(Stored entries)
■ ■ ■ ■

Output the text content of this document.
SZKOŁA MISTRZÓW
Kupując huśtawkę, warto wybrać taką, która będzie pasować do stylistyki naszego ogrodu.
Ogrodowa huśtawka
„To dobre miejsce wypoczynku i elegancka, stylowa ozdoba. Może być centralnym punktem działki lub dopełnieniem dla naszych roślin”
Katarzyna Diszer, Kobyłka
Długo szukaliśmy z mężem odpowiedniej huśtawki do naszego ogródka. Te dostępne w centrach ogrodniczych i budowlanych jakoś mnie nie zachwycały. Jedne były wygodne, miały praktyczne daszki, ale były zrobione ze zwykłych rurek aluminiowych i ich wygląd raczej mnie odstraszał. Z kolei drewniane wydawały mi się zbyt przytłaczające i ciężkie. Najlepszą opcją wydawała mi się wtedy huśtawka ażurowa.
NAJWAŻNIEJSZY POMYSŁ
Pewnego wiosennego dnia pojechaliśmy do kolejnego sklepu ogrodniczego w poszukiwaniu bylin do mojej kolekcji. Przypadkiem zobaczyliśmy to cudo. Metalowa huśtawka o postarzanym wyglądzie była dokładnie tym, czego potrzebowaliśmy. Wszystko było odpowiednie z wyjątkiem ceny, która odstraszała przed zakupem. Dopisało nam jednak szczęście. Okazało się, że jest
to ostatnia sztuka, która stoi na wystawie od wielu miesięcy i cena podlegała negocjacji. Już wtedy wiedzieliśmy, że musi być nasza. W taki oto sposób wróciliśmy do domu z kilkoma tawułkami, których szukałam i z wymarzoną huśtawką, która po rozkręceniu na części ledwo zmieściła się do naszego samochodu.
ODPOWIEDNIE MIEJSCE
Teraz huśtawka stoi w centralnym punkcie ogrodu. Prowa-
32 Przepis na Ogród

■ ■ ■ ■

Take the listing above and set it down exactly.

Output of the task »
Output the text content of this document.
SZKOŁA MISTRZÓW
Kupując huśtawkę, warto wybrać taką, która będzie pasować do stylistyki naszego ogrodu.
Ogrodowa huśtawka
„To dobre miejsce wypoczynku i elegancka, stylowa ozdoba. Może być centralnym punktem działki lub dopełnieniem dla naszych roślin”
Katarzyna Diszer, Kobyłka
Długo szukaliśmy z mężem odpowiedniej huśtawki do naszego ogródka. Te dostępne w centrach ogrodniczych i budowlanych jakoś mnie nie zachwycały. Jedne były wygodne, miały praktyczne daszki, ale były zrobione ze zwykłych rurek aluminiowych i ich wygląd raczej mnie odstraszał. Z kolei drewniane wydawały mi się zbyt przytłaczające i ciężkie. Najlepszą opcją wydawała mi się wtedy huśtawka ażurowa.
NAJWAŻNIEJSZY POMYSŁ
Pewnego wiosennego dnia pojechaliśmy do kolejnego sklepu ogrodniczego w poszukiwaniu bylin do mojej kolekcji. Przypadkiem zobaczyliśmy to cudo. Metalowa huśtawka o postarzanym wyglądzie była dokładnie tym, czego potrzebowaliśmy. Wszystko było odpowiednie z wyjątkiem ceny, która odstraszała przed zakupem. Dopisało nam jednak szczęście. Okazało się, że jest
to ostatnia sztuka, która stoi na wystawie od wielu miesięcy i cena podlegała negocjacji. Już wtedy wiedzieliśmy, że musi być nasza. W taki oto sposób wróciliśmy do domu z kilkoma tawułkami, których szukałam i z wymarzoną huśtawką, która po rozkręceniu na części ledwo zmieściła się do naszego samochodu.
ODPOWIEDNIE MIEJSCE
Teraz huśtawka stoi w centralnym punkcie ogrodu. Prowa-
32 Przepis na Ogród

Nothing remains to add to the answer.